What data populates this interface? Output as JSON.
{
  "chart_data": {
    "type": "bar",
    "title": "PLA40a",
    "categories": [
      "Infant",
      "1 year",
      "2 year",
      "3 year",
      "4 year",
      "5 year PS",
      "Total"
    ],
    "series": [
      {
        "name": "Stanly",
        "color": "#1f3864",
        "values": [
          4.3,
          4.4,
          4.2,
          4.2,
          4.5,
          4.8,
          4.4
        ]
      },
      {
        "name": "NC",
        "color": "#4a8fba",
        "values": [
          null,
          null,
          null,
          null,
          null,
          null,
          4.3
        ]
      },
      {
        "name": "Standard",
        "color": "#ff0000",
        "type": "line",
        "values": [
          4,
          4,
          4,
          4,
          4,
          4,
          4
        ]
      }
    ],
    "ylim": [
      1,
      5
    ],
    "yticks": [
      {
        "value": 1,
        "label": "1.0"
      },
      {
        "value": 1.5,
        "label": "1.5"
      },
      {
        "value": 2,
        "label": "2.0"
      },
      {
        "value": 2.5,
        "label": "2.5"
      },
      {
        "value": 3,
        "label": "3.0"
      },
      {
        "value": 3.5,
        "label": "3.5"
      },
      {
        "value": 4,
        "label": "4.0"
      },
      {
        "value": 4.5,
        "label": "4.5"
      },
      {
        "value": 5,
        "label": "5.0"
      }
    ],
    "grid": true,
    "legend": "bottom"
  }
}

++++++++++++++++++++

Reproduce the data, keeping every line exactly the same.

» **Solution**
What data populates this interface? Output as JSON.
{
  "chart_data": {
    "type": "bar",
    "title": "PLA40a",
    "categories": [
      "Infant",
      "1 year",
      "2 year",
      "3 year",
      "4 year",
      "5 year PS",
      "Total"
    ],
    "series": [
      {
        "name": "Stanly",
        "color": "#1f3864",
        "values": [
          4.3,
          4.4,
          4.2,
          4.2,
          4.5,
          4.8,
          4.4
        ]
      },
      {
        "name": "NC",
        "color": "#4a8fba",
        "values": [
          null,
          null,
          null,
          null,
          null,
          null,
          4.3
        ]
      },
      {
        "name": "Standard",
        "color": "#ff0000",
        "type": "line",
        "values": [
          4,
          4,
          4,
          4,
          4,
          4,
          4
        ]
      }
    ],
    "ylim": [
      1,
      5
    ],
    "yticks": [
      {
        "value": 1,
        "label": "1.0"
      },
      {
        "value": 1.5,
        "label": "1.5"
      },
      {
        "value": 2,
        "label": "2.0"
      },
      {
        "value": 2.5,
        "label": "2.5"
      },
      {
        "value": 3,
        "label": "3.0"
      },
      {
        "value": 3.5,
        "label": "3.5"
      },
      {
        "value": 4,
        "label": "4.0"
      },
      {
        "value": 4.5,
        "label": "4.5"
      },
      {
        "value": 5,
        "label": "5.0"
      }
    ],
    "grid": true,
    "legend": "bottom"
  }
}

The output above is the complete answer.